### Trecho fornecido
........

Teoria Pura do Direito: A hierarquização das normas

Texto originalmente publicado no Projeto Arcos: Informações Jurídicas pelas então acadêmicas de direito no UNEMAT: Amanda Caroline Soares, Gabriela Reis Oliveira e Muryel Fernanda Souza Curity Moraes.

A “Teoria Pura do Direito”, de 1934, é uma das obras mais importantes de Hans Kelsen. O neopositivista vienense nasceu na cidade austríaca de Praga, no ano de 1881. Fundou a Escola de Viena, onde lecionou por um período 10 anos (1919-1929). Inovador dos pensamentos positivistas de sua época. Morreu no estado da Califórnia, no ano de 1973.

Kelsen, ao criar sua “Teoria Pura do Direito”, inovou todas as explicações dadas ao direito, pois o desenvolvimento de sua tese tentou fazer deste uma ciência, na qual, todo o seu pensamento ocorre em torno do desejo de ter uma ‘teoria pura do direito’, sendo esta ciência jurídica pura e independente de qualquer outra área de conhecimentos, como a política, a ética, os juízos de valores, a moral, a sociologia, a psicologia, etc.. Assim, tenta explicar o direito através de uma doutrina, sendo esta apenas pura, lógica e precisa, contendo métodos fixos pelos quais se chegaria a um resultado irrefutável. A ciência jurídica deveria ser afastada da política, bem como de outras áreas de conhecimentos, pois se não auxiliam na explicação, devem ser mantidos fora do campo explicativo, haja vista que a referida ciência deverá desempenhar o papel de identificar e descrever as normas que integram determinado ordenamento jurídico. Em síntese, a pureza se dá em relação à doutrina, ciência jurídica, e não ao direito objeto desta última, pois a política é inerente ao próprio direito.

........

### Informações exibidas
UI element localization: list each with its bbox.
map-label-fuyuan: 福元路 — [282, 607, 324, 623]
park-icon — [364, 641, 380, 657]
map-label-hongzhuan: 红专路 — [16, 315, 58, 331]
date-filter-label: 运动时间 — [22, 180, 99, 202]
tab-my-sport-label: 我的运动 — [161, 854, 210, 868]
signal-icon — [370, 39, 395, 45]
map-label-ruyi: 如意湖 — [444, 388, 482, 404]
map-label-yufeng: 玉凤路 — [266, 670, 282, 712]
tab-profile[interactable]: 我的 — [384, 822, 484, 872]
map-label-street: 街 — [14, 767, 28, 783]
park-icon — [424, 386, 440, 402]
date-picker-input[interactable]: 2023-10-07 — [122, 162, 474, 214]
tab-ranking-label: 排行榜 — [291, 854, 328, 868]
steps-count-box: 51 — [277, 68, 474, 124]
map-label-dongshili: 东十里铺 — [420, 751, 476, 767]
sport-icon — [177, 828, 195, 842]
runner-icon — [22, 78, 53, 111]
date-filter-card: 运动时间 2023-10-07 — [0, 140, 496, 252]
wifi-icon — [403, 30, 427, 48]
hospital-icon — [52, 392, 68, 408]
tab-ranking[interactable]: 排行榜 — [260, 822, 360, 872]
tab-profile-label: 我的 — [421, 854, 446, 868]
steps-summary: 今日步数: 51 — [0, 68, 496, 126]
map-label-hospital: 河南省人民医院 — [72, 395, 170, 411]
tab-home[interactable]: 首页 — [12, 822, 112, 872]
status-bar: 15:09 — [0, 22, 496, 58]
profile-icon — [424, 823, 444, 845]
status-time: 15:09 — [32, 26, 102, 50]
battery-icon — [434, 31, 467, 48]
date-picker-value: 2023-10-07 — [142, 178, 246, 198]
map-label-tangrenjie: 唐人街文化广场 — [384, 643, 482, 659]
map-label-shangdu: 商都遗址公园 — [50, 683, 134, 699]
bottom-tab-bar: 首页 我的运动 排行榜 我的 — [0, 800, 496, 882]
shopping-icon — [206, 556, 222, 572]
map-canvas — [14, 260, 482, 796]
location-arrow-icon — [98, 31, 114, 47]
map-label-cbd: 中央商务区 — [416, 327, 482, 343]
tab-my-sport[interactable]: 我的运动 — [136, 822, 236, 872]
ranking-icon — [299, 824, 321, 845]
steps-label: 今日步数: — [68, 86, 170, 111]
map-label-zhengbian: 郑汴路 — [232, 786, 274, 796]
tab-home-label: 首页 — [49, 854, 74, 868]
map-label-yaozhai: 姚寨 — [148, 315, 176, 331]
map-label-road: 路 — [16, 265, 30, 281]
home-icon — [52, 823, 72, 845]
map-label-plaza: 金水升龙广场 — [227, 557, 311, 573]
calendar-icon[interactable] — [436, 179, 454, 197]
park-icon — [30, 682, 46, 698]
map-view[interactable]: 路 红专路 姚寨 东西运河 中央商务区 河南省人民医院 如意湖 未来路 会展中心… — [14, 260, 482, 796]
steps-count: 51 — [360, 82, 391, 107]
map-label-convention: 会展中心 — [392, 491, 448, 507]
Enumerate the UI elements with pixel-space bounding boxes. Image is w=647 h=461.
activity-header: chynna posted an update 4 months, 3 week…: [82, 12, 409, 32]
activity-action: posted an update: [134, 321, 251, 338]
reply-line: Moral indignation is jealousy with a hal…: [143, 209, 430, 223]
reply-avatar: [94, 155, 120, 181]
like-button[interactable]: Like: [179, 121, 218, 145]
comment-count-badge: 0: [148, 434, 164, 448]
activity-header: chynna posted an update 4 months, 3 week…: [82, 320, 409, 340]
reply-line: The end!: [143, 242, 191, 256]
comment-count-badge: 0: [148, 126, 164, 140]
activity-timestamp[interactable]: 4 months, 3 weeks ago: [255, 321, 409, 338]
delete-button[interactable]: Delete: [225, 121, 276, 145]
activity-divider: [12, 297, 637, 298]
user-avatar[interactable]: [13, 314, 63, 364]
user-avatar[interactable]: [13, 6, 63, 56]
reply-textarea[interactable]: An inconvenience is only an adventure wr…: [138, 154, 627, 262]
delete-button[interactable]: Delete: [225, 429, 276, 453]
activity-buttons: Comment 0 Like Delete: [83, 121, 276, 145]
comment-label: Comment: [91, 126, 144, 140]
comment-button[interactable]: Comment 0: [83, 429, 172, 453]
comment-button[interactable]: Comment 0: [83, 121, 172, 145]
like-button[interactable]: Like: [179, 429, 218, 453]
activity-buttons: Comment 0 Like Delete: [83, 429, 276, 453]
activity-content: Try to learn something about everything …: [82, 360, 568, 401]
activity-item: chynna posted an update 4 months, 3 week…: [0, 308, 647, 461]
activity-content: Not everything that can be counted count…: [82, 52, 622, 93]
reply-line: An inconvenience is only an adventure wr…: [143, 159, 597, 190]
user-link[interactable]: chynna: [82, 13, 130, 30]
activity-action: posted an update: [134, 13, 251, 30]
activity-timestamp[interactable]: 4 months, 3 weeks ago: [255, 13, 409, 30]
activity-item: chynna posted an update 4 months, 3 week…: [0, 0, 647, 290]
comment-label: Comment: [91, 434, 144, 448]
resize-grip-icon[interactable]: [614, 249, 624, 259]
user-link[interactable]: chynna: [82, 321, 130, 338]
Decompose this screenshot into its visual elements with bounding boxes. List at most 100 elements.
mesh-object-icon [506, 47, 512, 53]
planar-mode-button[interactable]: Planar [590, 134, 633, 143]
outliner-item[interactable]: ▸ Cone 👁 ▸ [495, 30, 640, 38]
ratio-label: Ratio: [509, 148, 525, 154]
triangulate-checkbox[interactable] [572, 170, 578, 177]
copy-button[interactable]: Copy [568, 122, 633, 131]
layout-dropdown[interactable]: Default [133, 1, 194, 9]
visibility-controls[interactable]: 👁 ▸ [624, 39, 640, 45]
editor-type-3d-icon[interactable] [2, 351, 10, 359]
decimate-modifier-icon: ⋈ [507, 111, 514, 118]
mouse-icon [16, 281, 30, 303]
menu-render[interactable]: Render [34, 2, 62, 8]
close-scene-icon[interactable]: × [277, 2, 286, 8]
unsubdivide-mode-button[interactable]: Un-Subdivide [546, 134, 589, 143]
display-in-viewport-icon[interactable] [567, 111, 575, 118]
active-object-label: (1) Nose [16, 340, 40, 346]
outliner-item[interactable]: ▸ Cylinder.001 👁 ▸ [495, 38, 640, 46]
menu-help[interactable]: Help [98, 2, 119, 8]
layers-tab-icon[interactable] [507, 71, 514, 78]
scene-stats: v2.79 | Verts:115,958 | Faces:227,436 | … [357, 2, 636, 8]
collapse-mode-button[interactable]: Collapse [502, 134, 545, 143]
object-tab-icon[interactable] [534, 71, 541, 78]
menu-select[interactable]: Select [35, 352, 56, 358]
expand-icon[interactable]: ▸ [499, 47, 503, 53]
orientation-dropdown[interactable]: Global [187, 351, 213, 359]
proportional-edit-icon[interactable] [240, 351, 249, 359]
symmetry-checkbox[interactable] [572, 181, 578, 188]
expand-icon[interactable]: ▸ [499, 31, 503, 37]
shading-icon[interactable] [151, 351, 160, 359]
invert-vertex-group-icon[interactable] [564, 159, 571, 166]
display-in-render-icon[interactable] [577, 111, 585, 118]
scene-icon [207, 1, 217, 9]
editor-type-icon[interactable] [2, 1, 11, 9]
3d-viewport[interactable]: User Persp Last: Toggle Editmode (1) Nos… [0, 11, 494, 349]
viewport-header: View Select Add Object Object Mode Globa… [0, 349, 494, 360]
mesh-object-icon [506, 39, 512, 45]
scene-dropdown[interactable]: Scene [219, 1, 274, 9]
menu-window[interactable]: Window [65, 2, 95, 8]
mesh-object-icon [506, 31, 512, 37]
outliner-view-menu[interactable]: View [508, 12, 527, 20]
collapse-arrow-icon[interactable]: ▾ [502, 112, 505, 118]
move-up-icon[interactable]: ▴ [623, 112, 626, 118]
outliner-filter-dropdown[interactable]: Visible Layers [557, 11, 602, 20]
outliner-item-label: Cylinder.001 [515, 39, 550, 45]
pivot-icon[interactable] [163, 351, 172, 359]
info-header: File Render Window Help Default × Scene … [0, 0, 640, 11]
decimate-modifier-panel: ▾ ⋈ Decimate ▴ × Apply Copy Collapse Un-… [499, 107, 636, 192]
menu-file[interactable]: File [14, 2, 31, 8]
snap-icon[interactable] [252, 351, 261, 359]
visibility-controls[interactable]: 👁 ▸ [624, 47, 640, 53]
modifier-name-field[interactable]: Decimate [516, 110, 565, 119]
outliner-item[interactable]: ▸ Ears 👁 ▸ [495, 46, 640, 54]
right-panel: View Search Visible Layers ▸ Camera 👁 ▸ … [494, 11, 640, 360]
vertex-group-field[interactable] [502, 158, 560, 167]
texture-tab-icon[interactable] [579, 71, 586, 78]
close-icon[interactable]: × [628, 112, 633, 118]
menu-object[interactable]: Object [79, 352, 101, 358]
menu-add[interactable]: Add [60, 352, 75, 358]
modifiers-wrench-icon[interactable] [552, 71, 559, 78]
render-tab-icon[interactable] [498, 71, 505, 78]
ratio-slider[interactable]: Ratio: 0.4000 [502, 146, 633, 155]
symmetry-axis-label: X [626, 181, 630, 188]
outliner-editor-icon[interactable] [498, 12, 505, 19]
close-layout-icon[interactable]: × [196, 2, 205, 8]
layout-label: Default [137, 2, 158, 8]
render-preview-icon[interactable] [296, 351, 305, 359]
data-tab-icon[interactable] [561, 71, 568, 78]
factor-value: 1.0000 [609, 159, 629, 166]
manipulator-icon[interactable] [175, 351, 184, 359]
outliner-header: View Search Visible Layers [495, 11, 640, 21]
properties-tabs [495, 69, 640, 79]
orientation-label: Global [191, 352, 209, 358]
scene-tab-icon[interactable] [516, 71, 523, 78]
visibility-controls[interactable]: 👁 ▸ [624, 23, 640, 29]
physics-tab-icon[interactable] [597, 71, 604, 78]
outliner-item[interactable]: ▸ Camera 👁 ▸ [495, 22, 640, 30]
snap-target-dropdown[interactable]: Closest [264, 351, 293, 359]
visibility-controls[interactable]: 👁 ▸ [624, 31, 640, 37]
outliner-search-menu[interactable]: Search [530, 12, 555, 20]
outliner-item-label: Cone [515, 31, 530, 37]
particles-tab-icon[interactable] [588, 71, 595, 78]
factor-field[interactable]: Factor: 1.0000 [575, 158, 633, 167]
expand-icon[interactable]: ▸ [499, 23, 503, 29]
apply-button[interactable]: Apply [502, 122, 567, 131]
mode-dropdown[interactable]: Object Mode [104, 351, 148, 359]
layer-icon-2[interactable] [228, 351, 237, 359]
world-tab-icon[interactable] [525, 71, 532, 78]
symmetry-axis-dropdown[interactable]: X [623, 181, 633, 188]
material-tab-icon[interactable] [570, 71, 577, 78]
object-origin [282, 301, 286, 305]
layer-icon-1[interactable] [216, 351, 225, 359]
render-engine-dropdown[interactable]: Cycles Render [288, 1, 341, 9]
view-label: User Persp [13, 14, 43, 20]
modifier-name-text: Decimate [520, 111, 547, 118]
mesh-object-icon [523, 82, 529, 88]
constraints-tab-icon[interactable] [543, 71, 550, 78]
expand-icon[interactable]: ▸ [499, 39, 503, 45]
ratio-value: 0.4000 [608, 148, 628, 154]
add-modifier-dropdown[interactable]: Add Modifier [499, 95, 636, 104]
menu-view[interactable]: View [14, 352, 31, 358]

........

### Partes do exercício
1 – Transcreva sem alterações a parte do texto sobre a Teoria Pura do Direito que abre com as palavras "Texto originalmente publicado" e fecha com "ano de 1973.".
2 – Indique se cada afirmação abaixo concorda com o texto sobre a Teoria Pura do Direito, respondendo sim ou não e citando literalmente as palavras do texto que decidem a questão.
(a) A obra "Teoria Pura do Direito" foi publicada em 1934.
(b) Kelsen lecionou na Escola de Viena durante vinte anos.
(c) A pureza de que trata a teoria diz respeito ao próprio direito, e não à ciência jurídica.

### Soluções em ordem
1 –
Texto originalmente publicado no Projeto Arcos: Informações Jurídicas pelas então acadêmicas de direito no UNEMAT: Amanda Caroline Soares, Gabriela Reis Oliveira e Muryel Fernanda Souza Curity Moraes.

A “Teoria Pura do Direito”, de 1934, é uma das obras mais importantes de Hans Kelsen. O neopositivista vienense nasceu na cidade austríaca de Praga, no ano de 1881. Fundou a Escola de Viena, onde lecionou por um período 10 anos (1919-1929). Inovador dos pensamentos positivistas de sua época. Morreu no estado da Califórnia, no ano de 1973.

2 –
(a) Sim: "de 1934, é uma das obras mais importantes de Hans Kelsen".
(b) Não: "onde lecionou por um período 10 anos (1919-1929)".
(c) Não: "a pureza se dá em relação à doutrina, ciência jurídica, e não ao direito objeto desta última".